PASSAGE

-*-


5. 5.

   Analysis of the branching angles and growth directionality. The angle of branches relative to the overall direction of growth of the organ is also a useful parameter to consider (see Note 25). Calculate the distribution of angles of each branch compared to the global direction of growth and compare it to different models of BARW with and without an external gradient locally guiding growing tips. Also calculate whether the angle of branching (between mother and daughter branches) changes as a function of generation number, local extracellular matrix fiber directionality, and/or repulsion between tips and ducts [21, 22], which can enhance overall growth directionality [23].

   The advantage of developing a model for the branching morphogenesis of the entire organ is that this provides a backbone on which one can also simulate the dynamics and fate choices of the underlying stem cells/progenitors (see Note 26). At the cellular level, the mammary gland consists of basal and luminal cells populations, each divided into multiple sub-lineages [25]. Although at homeostasis quantitative lineage-tracing approaches can be used to understand the potency of each cell type [3, 26], the developmental situation is more complicated, as a given “clone” is not necessarily cohesive (or close to it as in homeostasis) but can span the entire tree (see Note 21). This is particularly problematic to assess multipotency, as, for instance, luminal and basal fragments of the same clone could be separated by large distances and thus be misinterpreted as two independent and unipotent clonal outcomes. Classical models of stem cell fate choices consider that a cell of type A has a given probability to self-renew (A → 2A) or differentiate into a different cell type (A → B) with associated stochastic rates and are simulated either without any reference to cell position (birth-death process) or on a fixed grid with division of a given cell influencing the fate of its nearest neighbors (voter-type model) [27]. These types of models can be generalized and coupled to the BARW models described above (see Note 27). Specific comparisons between model and data include (see steps 6 and 7):

6. 6.

-*-

GIVEN MATERIAL
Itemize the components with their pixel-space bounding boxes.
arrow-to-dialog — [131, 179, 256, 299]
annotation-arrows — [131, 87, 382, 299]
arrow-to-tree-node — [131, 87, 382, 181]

-*-

Continue the passage on modeling mammary gland branching and stem cell fates, picking up after its final sentence.

EXERCISE RESPONSE
   Analysis of cellular pluripotency during branching morphogenesis. Quantify the fraction of unipotent versus bipotent clones in the data. For very low clonal induction, the quantification is rather simple and does not per se require modeling if clones throughout the tree can be unambiguously reconstructed. However, for low to intermediate clonal induction, modeling of the simplest null hypothesis (pure unipotency of luminal and basal cell populations) is necessary to predict the fraction of “artificial” bipotency that emerges purely from a basal and luminal clone of the same color being independently labeled in a given tip. Compare the model to experimental fractions. Experimental bipotency significantly larger than the predicted “artificial” bipotency from the model demonstrates truly bipotent cells, which occurs, for instance, in early embryonic mammary development, but not in late embryonic and pubertal branching [3, 28, 29].

7. 7.

   Analysis of the number of functional stem cells per growing tip. Although the number of cells contained per growing tip can be counted by simple staining, this is not necessarily the number of functional stem cells responsible for the long-term growth of the tip (see Note 28). To estimate functional stem cell number, calculate the speed at which tips and ducts become monoclonal (i.e., consisting of a single-labeled color), which is inversely proportional to the number of functional stem cells at every tips (see Note 29). Via this type of quantitative comparisons between model and data, one can show, for instance, that pancreas branching morphogenesis relies on few functional stem cells [31], while nearly all cells in tips are functional stem cells for mammary gland [3].